> Directions
For the data below, report only the number of lines containing the string "Grid".

## START Materials provided

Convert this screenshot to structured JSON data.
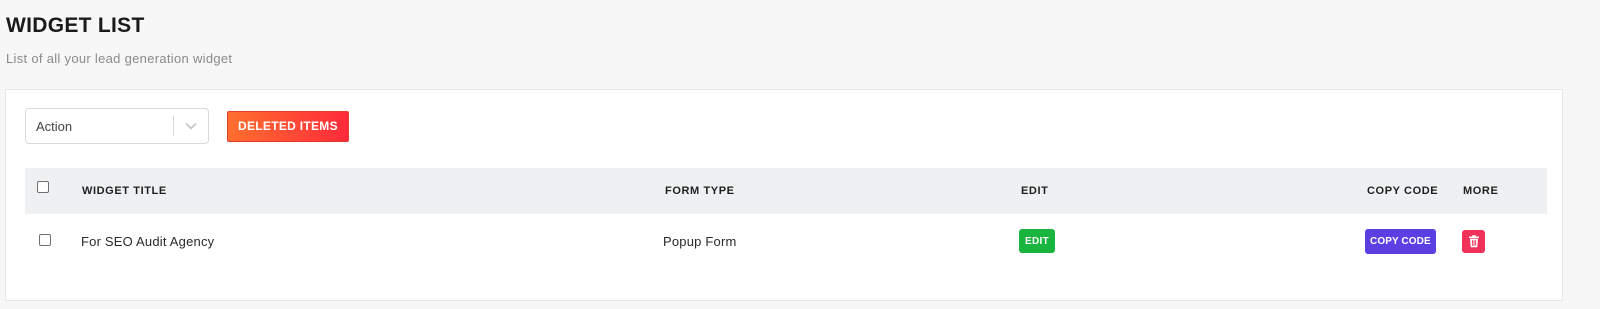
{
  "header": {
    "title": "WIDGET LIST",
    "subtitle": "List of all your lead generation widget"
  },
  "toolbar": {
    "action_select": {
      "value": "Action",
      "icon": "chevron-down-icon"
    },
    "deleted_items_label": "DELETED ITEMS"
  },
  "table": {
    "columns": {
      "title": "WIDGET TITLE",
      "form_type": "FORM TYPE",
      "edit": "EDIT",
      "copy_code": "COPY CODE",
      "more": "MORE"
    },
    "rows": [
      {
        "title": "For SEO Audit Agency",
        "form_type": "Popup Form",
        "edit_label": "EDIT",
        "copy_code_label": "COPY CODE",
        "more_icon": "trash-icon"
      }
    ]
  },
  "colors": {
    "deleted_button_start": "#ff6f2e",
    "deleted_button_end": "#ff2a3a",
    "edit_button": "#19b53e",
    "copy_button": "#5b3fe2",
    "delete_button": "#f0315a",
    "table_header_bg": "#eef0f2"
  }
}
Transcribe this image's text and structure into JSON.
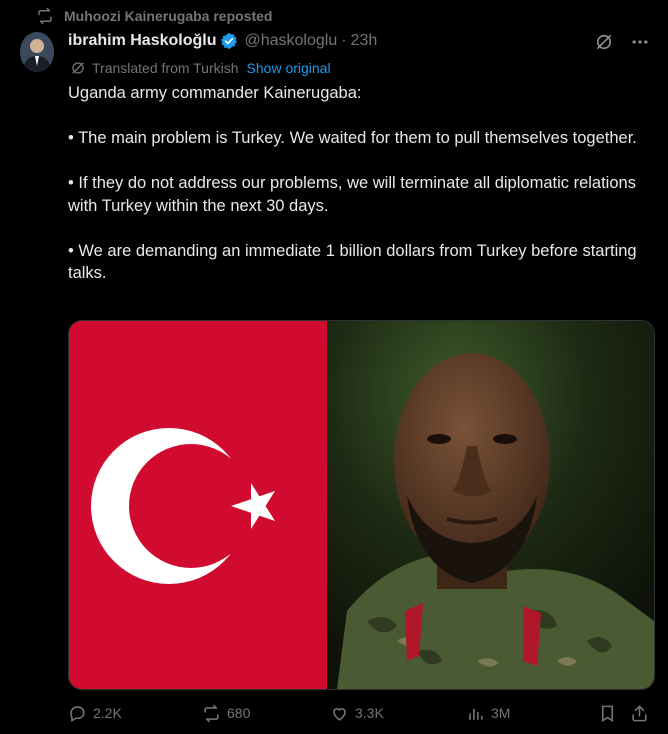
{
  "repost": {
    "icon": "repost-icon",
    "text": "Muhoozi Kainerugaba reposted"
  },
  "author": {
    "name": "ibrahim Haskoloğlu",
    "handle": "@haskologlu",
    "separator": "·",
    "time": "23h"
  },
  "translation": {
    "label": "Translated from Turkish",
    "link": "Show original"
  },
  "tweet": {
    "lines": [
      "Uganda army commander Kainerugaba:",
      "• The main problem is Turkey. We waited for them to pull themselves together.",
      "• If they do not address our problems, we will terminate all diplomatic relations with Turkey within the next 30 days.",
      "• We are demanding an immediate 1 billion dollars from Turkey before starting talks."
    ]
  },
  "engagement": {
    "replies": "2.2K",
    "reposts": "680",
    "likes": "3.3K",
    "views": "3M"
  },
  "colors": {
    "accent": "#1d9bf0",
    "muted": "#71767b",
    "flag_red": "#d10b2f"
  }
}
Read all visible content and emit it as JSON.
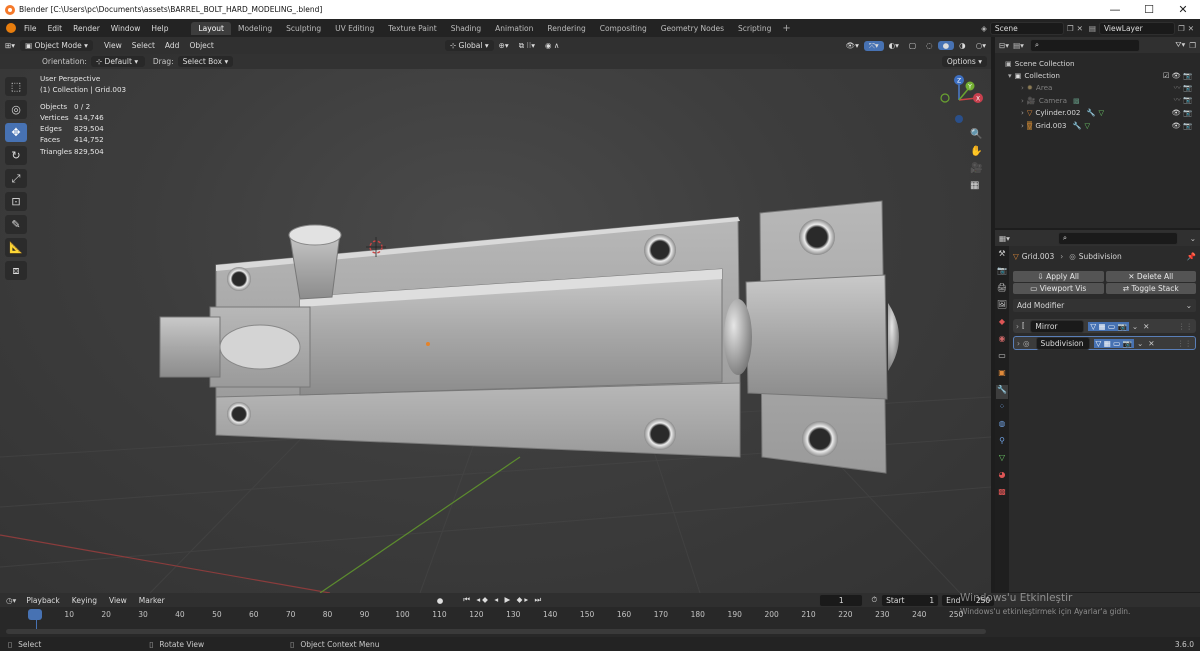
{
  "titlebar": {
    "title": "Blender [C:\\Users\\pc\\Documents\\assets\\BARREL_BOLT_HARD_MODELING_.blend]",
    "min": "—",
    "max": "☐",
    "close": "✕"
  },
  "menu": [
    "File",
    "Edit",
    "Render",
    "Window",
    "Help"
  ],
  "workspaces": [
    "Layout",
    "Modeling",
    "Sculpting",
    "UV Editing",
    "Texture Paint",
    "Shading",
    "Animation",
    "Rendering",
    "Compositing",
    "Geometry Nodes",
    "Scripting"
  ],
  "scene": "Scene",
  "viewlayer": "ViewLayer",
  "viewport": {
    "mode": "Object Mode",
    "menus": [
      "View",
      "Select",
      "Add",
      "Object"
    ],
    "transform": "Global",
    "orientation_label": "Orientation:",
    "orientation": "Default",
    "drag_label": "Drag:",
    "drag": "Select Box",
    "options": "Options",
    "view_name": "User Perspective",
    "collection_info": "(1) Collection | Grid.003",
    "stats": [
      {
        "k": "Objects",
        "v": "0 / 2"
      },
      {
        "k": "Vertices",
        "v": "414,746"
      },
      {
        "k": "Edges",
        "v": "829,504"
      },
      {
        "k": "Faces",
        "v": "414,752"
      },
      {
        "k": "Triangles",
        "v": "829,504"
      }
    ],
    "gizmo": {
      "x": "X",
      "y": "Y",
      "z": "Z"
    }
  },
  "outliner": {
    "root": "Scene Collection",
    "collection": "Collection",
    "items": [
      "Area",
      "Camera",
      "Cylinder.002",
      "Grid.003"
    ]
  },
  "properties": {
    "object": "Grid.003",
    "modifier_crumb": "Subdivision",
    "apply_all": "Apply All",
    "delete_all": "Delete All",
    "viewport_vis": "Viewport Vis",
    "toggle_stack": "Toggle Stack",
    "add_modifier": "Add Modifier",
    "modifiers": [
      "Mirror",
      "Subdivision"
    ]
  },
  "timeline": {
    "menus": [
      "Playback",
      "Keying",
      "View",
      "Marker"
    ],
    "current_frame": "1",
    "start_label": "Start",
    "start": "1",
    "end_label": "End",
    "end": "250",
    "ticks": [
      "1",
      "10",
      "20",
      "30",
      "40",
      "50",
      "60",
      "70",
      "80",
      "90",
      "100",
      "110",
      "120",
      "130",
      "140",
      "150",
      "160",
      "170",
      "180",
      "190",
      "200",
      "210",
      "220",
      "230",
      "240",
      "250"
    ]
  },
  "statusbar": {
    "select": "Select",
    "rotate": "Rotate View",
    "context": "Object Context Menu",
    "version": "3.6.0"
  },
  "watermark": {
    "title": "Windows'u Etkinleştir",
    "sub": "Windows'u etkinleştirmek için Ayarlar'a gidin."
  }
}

## END Materials provided

> Written response
3